Dataset records
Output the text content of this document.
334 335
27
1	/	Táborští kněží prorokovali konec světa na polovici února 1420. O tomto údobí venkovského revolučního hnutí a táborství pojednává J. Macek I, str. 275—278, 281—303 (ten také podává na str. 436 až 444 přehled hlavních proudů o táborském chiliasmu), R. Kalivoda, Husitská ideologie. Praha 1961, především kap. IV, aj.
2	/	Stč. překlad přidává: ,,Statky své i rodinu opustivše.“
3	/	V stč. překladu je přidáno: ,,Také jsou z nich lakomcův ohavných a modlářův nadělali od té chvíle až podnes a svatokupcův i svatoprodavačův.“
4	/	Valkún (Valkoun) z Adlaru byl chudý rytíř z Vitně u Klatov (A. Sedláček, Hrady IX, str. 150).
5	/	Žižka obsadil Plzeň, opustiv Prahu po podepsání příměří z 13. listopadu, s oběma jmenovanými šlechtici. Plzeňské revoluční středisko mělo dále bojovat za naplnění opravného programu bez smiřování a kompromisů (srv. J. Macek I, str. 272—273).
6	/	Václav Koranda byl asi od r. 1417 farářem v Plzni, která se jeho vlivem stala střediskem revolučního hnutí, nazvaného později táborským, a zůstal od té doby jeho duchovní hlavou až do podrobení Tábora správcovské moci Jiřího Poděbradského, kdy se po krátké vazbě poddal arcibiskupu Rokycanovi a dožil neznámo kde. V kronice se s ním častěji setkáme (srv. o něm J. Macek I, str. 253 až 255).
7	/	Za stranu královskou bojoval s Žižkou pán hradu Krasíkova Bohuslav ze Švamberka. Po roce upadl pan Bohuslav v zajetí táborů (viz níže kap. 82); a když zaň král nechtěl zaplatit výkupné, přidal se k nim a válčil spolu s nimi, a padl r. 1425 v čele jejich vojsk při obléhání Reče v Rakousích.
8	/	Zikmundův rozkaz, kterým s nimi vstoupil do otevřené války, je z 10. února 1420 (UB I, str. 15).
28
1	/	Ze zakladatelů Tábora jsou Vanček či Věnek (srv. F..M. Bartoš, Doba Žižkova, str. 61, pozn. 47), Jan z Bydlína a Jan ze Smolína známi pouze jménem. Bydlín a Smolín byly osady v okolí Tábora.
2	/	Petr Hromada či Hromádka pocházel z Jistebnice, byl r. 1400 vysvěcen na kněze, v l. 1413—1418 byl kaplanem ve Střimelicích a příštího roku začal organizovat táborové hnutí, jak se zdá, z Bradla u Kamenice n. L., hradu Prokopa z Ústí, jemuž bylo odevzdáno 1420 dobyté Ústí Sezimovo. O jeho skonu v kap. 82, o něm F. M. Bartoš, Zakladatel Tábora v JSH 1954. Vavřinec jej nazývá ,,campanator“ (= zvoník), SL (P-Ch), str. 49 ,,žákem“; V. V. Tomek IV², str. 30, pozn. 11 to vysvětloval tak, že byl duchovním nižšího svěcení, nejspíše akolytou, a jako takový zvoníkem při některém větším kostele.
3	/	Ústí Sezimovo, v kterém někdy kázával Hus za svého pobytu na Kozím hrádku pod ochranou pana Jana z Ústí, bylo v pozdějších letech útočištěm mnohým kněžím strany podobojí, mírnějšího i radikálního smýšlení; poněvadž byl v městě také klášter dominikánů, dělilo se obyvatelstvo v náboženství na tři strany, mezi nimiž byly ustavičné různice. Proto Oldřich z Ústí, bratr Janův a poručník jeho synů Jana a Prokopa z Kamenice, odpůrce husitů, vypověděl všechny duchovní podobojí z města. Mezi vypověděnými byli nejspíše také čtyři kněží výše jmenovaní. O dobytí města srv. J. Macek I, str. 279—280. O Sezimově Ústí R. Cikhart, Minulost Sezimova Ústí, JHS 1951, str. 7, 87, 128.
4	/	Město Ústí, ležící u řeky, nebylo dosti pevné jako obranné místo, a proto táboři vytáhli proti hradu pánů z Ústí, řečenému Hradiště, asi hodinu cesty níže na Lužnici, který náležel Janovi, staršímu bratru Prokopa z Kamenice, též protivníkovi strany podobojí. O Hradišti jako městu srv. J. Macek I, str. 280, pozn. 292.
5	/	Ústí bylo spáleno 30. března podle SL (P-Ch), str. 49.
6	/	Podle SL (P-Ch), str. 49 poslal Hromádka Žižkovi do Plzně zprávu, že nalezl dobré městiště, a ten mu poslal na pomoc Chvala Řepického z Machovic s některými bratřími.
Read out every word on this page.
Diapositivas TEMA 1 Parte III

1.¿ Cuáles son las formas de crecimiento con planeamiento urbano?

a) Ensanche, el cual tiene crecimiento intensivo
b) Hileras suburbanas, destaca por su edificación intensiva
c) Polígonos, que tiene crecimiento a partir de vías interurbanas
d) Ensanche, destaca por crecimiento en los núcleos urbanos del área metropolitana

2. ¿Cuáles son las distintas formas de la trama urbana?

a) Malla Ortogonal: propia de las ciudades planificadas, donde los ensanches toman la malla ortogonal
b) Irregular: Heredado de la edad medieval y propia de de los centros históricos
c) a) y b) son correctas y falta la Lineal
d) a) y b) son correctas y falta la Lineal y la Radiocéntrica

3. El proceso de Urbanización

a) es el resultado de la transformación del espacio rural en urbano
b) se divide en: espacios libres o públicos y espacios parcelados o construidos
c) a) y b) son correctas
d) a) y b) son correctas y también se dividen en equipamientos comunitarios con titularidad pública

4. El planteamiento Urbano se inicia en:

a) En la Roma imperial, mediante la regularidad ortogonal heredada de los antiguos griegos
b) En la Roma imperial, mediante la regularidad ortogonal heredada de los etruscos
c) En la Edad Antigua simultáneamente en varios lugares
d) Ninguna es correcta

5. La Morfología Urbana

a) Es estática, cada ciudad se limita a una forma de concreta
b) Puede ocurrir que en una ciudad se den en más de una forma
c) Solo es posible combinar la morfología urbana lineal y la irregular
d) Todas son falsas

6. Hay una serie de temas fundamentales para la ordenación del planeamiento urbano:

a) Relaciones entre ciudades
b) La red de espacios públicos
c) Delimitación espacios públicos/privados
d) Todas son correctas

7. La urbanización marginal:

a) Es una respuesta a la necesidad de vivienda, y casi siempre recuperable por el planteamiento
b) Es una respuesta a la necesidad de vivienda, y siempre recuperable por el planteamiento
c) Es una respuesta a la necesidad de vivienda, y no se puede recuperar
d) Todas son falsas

[WRITTEN EXERCISE]:
Make an exact copy of the material above.

[SOLUTION TO THE EXERCISE]:
Output the text content of this document.
334 335
27
1	/	Táborští kněží prorokovali konec světa na polovici února 1420. O tomto údobí venkovského revolučního hnutí a táborství pojednává J. Macek I, str. 275—278, 281—303 (ten také podává na str. 436 až 444 přehled hlavních proudů o táborském chiliasmu), R. Kalivoda, Husitská ideologie. Praha 1961, především kap. IV, aj.
2	/	Stč. překlad přidává: ,,Statky své i rodinu opustivše.“
3	/	V stč. překladu je přidáno: ,,Také jsou z nich lakomcův ohavných a modlářův nadělali od té chvíle až podnes a svatokupcův i svatoprodavačův.“
4	/	Valkún (Valkoun) z Adlaru byl chudý rytíř z Vitně u Klatov (A. Sedláček, Hrady IX, str. 150).
5	/	Žižka obsadil Plzeň, opustiv Prahu po podepsání příměří z 13. listopadu, s oběma jmenovanými šlechtici. Plzeňské revoluční středisko mělo dále bojovat za naplnění opravného programu bez smiřování a kompromisů (srv. J. Macek I, str. 272—273).
6	/	Václav Koranda byl asi od r. 1417 farářem v Plzni, která se jeho vlivem stala střediskem revolučního hnutí, nazvaného později táborským, a zůstal od té doby jeho duchovní hlavou až do podrobení Tábora správcovské moci Jiřího Poděbradského, kdy se po krátké vazbě poddal arcibiskupu Rokycanovi a dožil neznámo kde. V kronice se s ním častěji setkáme (srv. o něm J. Macek I, str. 253 až 255).
7	/	Za stranu královskou bojoval s Žižkou pán hradu Krasíkova Bohuslav ze Švamberka. Po roce upadl pan Bohuslav v zajetí táborů (viz níže kap. 82); a když zaň král nechtěl zaplatit výkupné, přidal se k nim a válčil spolu s nimi, a padl r. 1425 v čele jejich vojsk při obléhání Reče v Rakousích.
8	/	Zikmundův rozkaz, kterým s nimi vstoupil do otevřené války, je z 10. února 1420 (UB I, str. 15).
28
1	/	Ze zakladatelů Tábora jsou Vanček či Věnek (srv. F..M. Bartoš, Doba Žižkova, str. 61, pozn. 47), Jan z Bydlína a Jan ze Smolína známi pouze jménem. Bydlín a Smolín byly osady v okolí Tábora.
2	/	Petr Hromada či Hromádka pocházel z Jistebnice, byl r. 1400 vysvěcen na kněze, v l. 1413—1418 byl kaplanem ve Střimelicích a příštího roku začal organizovat táborové hnutí, jak se zdá, z Bradla u Kamenice n. L., hradu Prokopa z Ústí, jemuž bylo odevzdáno 1420 dobyté Ústí Sezimovo. O jeho skonu v kap. 82, o něm F. M. Bartoš, Zakladatel Tábora v JSH 1954. Vavřinec jej nazývá ,,campanator“ (= zvoník), SL (P-Ch), str. 49 ,,žákem“; V. V. Tomek IV², str. 30, pozn. 11 to vysvětloval tak, že byl duchovním nižšího svěcení, nejspíše akolytou, a jako takový zvoníkem při některém větším kostele.
3	/	Ústí Sezimovo, v kterém někdy kázával Hus za svého pobytu na Kozím hrádku pod ochranou pana Jana z Ústí, bylo v pozdějších letech útočištěm mnohým kněžím strany podobojí, mírnějšího i radikálního smýšlení; poněvadž byl v městě také klášter dominikánů, dělilo se obyvatelstvo v náboženství na tři strany, mezi nimiž byly ustavičné různice. Proto Oldřich z Ústí, bratr Janův a poručník jeho synů Jana a Prokopa z Kamenice, odpůrce husitů, vypověděl všechny duchovní podobojí z města. Mezi vypověděnými byli nejspíše také čtyři kněží výše jmenovaní. O dobytí města srv. J. Macek I, str. 279—280. O Sezimově Ústí R. Cikhart, Minulost Sezimova Ústí, JHS 1951, str. 7, 87, 128.
4	/	Město Ústí, ležící u řeky, nebylo dosti pevné jako obranné místo, a proto táboři vytáhli proti hradu pánů z Ústí, řečenému Hradiště, asi hodinu cesty níže na Lužnici, který náležel Janovi, staršímu bratru Prokopa z Kamenice, též protivníkovi strany podobojí. O Hradišti jako městu srv. J. Macek I, str. 280, pozn. 292.
5	/	Ústí bylo spáleno 30. března podle SL (P-Ch), str. 49.
6	/	Podle SL (P-Ch), str. 49 poslal Hromádka Žižkovi do Plzně zprávu, že nalezl dobré městiště, a ten mu poslal na pomoc Chvala Řepického z Machovic s některými bratřími.
Read out every word on this page.
Diapositivas TEMA 1 Parte III

1.¿ Cuáles son las formas de crecimiento con planeamiento urbano?

a) Ensanche, el cual tiene crecimiento intensivo
b) Hileras suburbanas, destaca por su edificación intensiva
c) Polígonos, que tiene crecimiento a partir de vías interurbanas
d) Ensanche, destaca por crecimiento en los núcleos urbanos del área metropolitana

2. ¿Cuáles son las distintas formas de la trama urbana?

a) Malla Ortogonal: propia de las ciudades planificadas, donde los ensanches toman la malla ortogonal
b) Irregular: Heredado de la edad medieval y propia de de los centros históricos
c) a) y b) son correctas y falta la Lineal
d) a) y b) son correctas y falta la Lineal y la Radiocéntrica

3. El proceso de Urbanización

a) es el resultado de la transformación del espacio rural en urbano
b) se divide en: espacios libres o públicos y espacios parcelados o construidos
c) a) y b) son correctas
d) a) y b) son correctas y también se dividen en equipamientos comunitarios con titularidad pública

4. El planteamiento Urbano se inicia en:

a) En la Roma imperial, mediante la regularidad ortogonal heredada de los antiguos griegos
b) En la Roma imperial, mediante la regularidad ortogonal heredada de los etruscos
c) En la Edad Antigua simultáneamente en varios lugares
d) Ninguna es correcta

5. La Morfología Urbana

a) Es estática, cada ciudad se limita a una forma de concreta
b) Puede ocurrir que en una ciudad se den en más de una forma
c) Solo es posible combinar la morfología urbana lineal y la irregular
d) Todas son falsas

6. Hay una serie de temas fundamentales para la ordenación del planeamiento urbano:

a) Relaciones entre ciudades
b) La red de espacios públicos
c) Delimitación espacios públicos/privados
d) Todas son correctas

7. La urbanización marginal:

a) Es una respuesta a la necesidad de vivienda, y casi siempre recuperable por el planteamiento
b) Es una respuesta a la necesidad de vivienda, y siempre recuperable por el planteamiento
c) Es una respuesta a la necesidad de vivienda, y no se puede recuperar
d) Todas son falsas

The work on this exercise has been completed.